◆ **Stored records**
◆ ◆ ◆

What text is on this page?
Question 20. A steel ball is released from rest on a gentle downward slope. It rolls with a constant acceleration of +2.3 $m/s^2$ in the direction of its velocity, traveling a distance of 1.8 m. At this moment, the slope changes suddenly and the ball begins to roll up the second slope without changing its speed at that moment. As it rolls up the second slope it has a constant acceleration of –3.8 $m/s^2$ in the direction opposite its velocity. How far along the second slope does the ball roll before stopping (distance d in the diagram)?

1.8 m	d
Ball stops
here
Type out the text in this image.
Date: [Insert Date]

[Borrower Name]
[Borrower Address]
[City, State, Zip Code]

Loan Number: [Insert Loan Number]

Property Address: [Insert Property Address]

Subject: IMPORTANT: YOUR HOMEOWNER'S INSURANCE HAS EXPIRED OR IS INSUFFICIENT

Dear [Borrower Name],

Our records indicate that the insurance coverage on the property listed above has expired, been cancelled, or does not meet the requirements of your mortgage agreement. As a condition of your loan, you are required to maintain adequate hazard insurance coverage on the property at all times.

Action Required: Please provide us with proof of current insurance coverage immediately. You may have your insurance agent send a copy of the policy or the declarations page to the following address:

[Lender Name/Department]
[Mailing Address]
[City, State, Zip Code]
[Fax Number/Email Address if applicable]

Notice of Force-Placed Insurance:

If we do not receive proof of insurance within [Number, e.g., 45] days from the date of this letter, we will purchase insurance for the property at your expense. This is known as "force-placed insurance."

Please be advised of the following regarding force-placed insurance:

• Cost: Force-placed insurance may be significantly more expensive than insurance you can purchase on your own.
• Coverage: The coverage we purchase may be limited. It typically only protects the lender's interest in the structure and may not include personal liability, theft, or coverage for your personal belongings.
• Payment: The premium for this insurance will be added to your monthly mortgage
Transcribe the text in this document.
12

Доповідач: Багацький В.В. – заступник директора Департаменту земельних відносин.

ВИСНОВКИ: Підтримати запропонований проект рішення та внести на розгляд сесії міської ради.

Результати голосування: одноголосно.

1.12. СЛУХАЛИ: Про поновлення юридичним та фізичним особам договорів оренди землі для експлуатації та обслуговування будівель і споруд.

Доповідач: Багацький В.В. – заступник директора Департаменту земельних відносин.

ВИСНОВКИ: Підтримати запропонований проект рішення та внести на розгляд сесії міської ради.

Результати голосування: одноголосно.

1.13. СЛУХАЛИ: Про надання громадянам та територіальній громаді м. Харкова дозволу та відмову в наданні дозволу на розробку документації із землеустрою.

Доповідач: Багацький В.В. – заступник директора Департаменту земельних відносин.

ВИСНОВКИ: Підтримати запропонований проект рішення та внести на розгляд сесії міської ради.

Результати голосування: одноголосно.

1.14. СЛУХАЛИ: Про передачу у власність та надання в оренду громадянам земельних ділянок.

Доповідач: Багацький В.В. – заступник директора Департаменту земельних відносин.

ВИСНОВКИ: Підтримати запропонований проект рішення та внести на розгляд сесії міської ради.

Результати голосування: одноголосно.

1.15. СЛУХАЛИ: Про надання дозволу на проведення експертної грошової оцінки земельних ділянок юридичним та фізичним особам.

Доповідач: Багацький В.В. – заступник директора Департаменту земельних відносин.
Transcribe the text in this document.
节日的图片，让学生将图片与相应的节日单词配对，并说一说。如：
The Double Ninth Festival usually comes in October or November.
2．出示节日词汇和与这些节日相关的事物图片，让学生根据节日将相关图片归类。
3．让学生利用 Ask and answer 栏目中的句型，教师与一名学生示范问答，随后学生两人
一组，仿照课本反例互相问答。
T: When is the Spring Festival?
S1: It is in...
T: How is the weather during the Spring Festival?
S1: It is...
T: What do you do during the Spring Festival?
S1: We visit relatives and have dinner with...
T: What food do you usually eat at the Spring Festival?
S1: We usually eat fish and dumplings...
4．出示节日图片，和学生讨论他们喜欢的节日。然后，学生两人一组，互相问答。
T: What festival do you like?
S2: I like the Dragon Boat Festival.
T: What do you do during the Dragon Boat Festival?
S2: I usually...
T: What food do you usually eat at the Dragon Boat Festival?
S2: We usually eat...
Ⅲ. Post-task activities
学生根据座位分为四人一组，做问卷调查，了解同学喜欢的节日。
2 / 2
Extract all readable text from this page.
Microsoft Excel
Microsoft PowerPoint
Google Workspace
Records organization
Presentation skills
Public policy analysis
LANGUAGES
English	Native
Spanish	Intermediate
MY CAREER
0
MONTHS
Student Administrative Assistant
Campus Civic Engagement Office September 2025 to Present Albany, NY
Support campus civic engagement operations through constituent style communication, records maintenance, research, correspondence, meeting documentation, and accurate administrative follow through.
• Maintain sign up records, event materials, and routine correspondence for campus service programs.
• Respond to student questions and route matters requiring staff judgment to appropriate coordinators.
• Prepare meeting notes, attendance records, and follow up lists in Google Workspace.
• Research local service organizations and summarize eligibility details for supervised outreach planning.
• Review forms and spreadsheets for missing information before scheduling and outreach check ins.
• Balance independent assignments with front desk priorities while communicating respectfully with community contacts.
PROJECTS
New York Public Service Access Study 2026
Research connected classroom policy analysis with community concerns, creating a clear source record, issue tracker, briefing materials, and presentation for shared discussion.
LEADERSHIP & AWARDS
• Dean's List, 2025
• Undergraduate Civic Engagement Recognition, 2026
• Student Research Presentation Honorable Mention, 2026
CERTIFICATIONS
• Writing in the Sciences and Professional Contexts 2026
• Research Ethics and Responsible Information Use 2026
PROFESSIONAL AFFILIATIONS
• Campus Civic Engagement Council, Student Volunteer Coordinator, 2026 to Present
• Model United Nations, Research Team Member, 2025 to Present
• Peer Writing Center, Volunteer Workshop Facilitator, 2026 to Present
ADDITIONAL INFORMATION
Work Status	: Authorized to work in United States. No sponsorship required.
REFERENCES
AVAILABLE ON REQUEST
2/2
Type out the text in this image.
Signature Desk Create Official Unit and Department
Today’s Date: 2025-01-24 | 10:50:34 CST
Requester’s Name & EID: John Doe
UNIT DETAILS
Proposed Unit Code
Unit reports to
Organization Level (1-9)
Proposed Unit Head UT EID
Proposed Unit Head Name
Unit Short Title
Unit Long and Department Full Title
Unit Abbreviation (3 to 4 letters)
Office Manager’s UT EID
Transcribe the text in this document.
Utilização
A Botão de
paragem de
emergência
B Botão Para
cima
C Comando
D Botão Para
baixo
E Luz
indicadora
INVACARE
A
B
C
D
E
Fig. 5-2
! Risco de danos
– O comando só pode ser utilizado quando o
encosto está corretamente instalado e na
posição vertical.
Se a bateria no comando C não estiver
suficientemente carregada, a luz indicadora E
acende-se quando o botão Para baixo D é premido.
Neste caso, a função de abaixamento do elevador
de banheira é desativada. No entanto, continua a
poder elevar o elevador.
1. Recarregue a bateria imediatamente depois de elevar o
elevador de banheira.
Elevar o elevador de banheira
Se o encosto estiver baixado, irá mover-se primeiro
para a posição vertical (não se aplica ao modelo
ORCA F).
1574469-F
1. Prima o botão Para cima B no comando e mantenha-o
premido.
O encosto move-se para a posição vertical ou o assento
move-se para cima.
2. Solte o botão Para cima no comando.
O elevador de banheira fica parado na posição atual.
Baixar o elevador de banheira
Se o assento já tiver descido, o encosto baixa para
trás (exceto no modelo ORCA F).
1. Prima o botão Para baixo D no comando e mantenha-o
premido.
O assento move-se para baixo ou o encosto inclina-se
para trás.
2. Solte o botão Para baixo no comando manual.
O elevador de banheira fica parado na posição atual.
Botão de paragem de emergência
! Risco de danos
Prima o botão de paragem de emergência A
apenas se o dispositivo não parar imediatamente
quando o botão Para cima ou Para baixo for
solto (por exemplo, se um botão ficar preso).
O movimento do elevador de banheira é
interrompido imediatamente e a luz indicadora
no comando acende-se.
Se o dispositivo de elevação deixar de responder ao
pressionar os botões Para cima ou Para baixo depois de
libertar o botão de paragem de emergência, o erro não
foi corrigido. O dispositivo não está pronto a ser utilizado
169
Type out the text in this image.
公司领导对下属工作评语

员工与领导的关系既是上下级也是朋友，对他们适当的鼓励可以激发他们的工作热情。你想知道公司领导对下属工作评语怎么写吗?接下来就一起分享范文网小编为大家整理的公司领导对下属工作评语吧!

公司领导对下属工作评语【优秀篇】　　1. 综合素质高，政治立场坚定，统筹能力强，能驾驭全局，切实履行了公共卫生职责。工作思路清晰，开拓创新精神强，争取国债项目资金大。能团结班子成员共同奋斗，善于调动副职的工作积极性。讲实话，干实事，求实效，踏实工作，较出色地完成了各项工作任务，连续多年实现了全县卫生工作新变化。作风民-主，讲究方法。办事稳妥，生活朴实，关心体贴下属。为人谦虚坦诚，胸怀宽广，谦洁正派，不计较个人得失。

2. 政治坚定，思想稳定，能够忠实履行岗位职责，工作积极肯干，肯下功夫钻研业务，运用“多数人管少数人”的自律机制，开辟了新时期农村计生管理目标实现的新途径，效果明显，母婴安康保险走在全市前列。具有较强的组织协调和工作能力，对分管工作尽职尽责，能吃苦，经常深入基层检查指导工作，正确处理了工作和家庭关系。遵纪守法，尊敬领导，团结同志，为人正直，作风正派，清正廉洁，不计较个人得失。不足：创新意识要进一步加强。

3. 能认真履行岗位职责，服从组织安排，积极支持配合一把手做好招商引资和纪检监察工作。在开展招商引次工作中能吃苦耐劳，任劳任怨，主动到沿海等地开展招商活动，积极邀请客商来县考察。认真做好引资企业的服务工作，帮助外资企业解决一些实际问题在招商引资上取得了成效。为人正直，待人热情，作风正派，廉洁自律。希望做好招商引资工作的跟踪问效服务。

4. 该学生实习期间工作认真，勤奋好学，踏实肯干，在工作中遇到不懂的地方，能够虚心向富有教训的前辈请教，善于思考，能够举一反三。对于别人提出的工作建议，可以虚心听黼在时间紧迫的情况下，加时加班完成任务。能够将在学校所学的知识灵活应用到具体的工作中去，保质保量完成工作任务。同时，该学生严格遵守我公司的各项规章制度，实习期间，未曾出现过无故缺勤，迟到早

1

◆ ◆ ◆

◆ **Exercise prompt**
Extract every line containing the string "emergência" from the material.

◆ **Response to this exercise**
emergência
Botão de paragem de emergência
Prima o botão de paragem de emergência A
libertar o botão de paragem de emergência, o erro não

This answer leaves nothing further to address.